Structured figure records

[BEGIN]

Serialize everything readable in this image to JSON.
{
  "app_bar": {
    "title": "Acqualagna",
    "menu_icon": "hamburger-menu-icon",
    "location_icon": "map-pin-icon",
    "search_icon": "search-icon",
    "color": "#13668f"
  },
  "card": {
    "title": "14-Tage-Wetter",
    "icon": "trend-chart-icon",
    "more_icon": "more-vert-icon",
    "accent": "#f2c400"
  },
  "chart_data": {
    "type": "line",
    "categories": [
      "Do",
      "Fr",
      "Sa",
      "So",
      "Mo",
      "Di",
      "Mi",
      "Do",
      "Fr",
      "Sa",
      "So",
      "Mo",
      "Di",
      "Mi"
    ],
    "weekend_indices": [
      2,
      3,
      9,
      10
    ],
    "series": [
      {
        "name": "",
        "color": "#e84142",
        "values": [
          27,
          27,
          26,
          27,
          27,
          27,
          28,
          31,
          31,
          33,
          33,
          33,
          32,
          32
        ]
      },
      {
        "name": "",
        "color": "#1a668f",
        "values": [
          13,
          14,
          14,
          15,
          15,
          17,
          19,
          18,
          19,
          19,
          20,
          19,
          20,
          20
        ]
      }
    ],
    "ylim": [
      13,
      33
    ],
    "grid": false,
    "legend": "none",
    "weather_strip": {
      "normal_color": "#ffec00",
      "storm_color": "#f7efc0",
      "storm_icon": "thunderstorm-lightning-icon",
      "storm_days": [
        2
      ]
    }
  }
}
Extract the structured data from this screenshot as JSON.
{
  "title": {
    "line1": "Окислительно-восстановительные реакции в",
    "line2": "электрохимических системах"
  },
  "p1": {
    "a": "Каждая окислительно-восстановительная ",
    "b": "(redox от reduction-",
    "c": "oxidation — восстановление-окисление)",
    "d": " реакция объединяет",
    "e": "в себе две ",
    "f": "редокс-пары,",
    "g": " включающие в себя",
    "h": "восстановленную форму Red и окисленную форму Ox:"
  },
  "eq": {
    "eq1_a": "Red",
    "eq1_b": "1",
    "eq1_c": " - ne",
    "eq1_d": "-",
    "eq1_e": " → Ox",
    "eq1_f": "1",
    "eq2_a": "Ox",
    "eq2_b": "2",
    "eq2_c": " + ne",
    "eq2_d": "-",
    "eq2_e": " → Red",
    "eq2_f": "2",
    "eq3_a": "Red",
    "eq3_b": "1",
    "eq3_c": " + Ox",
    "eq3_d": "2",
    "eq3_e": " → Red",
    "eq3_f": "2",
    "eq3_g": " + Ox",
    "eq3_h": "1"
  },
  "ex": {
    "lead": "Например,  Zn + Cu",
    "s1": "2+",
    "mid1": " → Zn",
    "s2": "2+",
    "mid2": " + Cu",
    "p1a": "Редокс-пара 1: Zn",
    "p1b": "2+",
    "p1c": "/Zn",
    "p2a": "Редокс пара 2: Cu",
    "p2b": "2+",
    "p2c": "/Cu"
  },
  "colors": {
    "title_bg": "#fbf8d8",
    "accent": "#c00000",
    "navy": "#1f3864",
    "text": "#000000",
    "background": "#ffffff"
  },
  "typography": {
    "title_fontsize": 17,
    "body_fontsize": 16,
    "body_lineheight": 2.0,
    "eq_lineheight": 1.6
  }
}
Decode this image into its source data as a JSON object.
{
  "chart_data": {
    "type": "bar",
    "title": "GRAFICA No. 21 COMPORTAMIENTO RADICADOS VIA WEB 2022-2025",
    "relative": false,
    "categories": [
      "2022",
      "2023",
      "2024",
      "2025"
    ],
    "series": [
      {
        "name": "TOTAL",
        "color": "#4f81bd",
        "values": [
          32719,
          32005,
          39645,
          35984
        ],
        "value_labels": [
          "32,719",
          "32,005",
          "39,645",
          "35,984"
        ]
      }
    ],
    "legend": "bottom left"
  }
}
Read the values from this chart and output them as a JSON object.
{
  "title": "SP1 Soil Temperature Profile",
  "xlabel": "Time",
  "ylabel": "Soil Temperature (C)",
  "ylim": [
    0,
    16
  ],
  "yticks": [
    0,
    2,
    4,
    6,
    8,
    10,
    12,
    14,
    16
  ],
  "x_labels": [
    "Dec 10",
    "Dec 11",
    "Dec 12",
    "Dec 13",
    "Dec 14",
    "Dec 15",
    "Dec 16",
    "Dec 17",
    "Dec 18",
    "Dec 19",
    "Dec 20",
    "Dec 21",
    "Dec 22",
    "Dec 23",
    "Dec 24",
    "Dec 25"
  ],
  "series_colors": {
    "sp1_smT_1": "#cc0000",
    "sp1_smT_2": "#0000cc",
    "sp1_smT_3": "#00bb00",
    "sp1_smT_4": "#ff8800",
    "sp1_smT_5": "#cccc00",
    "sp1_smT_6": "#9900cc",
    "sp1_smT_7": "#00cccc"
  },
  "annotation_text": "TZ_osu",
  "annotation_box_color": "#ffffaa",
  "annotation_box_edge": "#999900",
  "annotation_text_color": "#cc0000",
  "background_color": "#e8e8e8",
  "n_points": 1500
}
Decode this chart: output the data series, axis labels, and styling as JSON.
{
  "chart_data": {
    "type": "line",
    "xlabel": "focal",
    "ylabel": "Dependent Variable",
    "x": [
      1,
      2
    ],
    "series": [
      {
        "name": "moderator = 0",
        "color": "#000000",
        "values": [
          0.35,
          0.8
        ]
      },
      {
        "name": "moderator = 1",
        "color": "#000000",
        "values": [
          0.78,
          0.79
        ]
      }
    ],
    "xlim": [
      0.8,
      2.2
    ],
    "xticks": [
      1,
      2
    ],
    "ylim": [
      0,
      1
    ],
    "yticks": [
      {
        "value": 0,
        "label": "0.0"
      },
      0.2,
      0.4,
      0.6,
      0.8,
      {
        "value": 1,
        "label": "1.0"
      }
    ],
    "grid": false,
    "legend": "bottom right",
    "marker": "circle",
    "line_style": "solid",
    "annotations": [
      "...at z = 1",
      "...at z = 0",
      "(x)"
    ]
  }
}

[END]

_OBJECTIVE_
Pick out and copy the lines of the entries that hold the string "Decode".

_COMPLETE OUTPUT_
Decode this image into its source data as a JSON object.
Decode this chart: output the data series, axis labels, and styling as JSON.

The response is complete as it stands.